====== The data

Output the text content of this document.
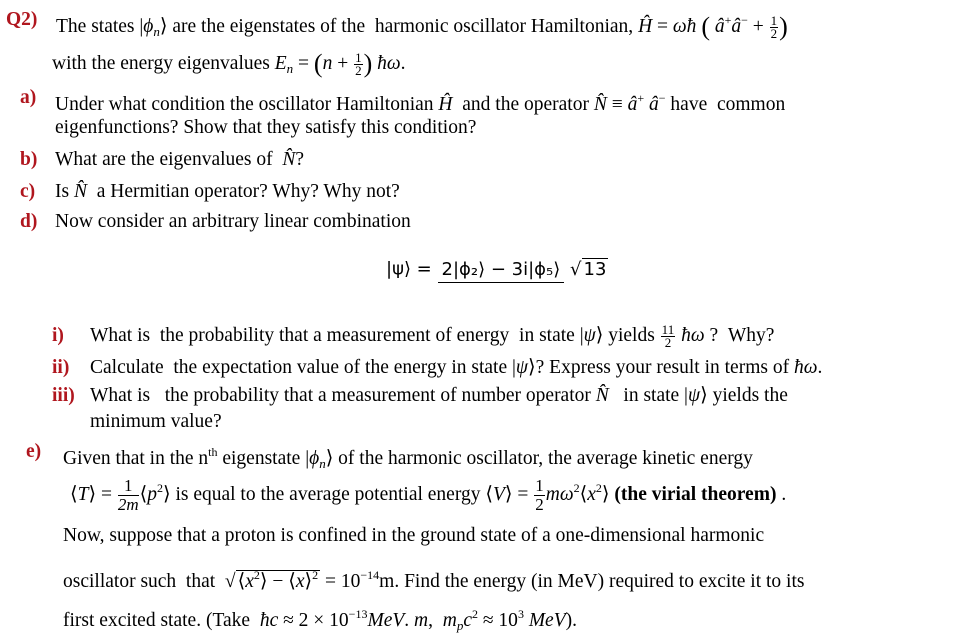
Q2) The states $|\phi_n⟩$ are the eigenstates of the  harmonic oscillator Hamiltonian, Ĥ = ωħ ( â+â− + $\frac{1}{2}$ )
with the energy eigenvalues $E_n = (n + \frac{1}{2}$ ) ħω.
a) Under what condition the oscillator Hamiltonian Ĥ  and the operator N̂ ≡ â+ â− have  common
eigenfunctions? Show that they satisfy this condition?
b) What are the eigenvalues of  N̂?
c) Is N̂  a Hermitian operator? Why? Why not?
d) Now consider an arbitrary linear combination
|ψ⟩ = 2|ϕ₂⟩ − 3i|ϕ₅⟩ √ 13
i) What is  the probability that a measurement of energy  in state |ψ⟩ yields $\frac{11}{2}$ ħω ?  Why?
ii) Calculate  the expectation value of the energy in state |ψ⟩? Express your result in terms of ħω.
iii) What is   the probability that a measurement of number operator N̂   in state |ψ⟩ yields the
minimum value?
e) Given that in the $n^{th}$ eigenstate $|\phi_n⟩$ of the harmonic oscillator, the average kinetic energy
⟨T⟩ = $\frac{1}{2m}$ $⟨p^2⟩$ is equal to the average potential energy ⟨V⟩ = $\frac{1}{2}$ $m\omega^2⟨x^2⟩$ (the virial theorem) .
Now, suppose that a proton is confined in the ground state of a one-dimensional harmonic
oscillator such  that  √ $⟨x^2⟩$ − ⟨x⟩$^2$ = $10^{-14}m$. Find the energy (in MeV) required to excite it to its
first excited state. (Take  ħc ≈ $2 \times 10^{-13}MeV$. m,  $m_pc^2 \approx 10^3$ MeV).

============

Given problem: Transcribe every entry word for word, but omit the pictures.

Final answer:
Output the text content of this document.
Q2) The states $|\phi_n⟩$ are the eigenstates of the  harmonic oscillator Hamiltonian, Ĥ = ωħ ( â+â− + $\frac{1}{2}$ )
with the energy eigenvalues $E_n = (n + \frac{1}{2}$ ) ħω.
a) Under what condition the oscillator Hamiltonian Ĥ  and the operator N̂ ≡ â+ â− have  common
eigenfunctions? Show that they satisfy this condition?
b) What are the eigenvalues of  N̂?
c) Is N̂  a Hermitian operator? Why? Why not?
d) Now consider an arbitrary linear combination
|ψ⟩ = 2|ϕ₂⟩ − 3i|ϕ₅⟩ √ 13
i) What is  the probability that a measurement of energy  in state |ψ⟩ yields $\frac{11}{2}$ ħω ?  Why?
ii) Calculate  the expectation value of the energy in state |ψ⟩? Express your result in terms of ħω.
iii) What is   the probability that a measurement of number operator N̂   in state |ψ⟩ yields the
minimum value?
e) Given that in the $n^{th}$ eigenstate $|\phi_n⟩$ of the harmonic oscillator, the average kinetic energy
⟨T⟩ = $\frac{1}{2m}$ $⟨p^2⟩$ is equal to the average potential energy ⟨V⟩ = $\frac{1}{2}$ $m\omega^2⟨x^2⟩$ (the virial theorem) .
Now, suppose that a proton is confined in the ground state of a one-dimensional harmonic
oscillator such  that  √ $⟨x^2⟩$ − ⟨x⟩$^2$ = $10^{-14}m$. Find the energy (in MeV) required to excite it to its
first excited state. (Take  ħc ≈ $2 \times 10^{-13}MeV$. m,  $m_pc^2 \approx 10^3$ MeV).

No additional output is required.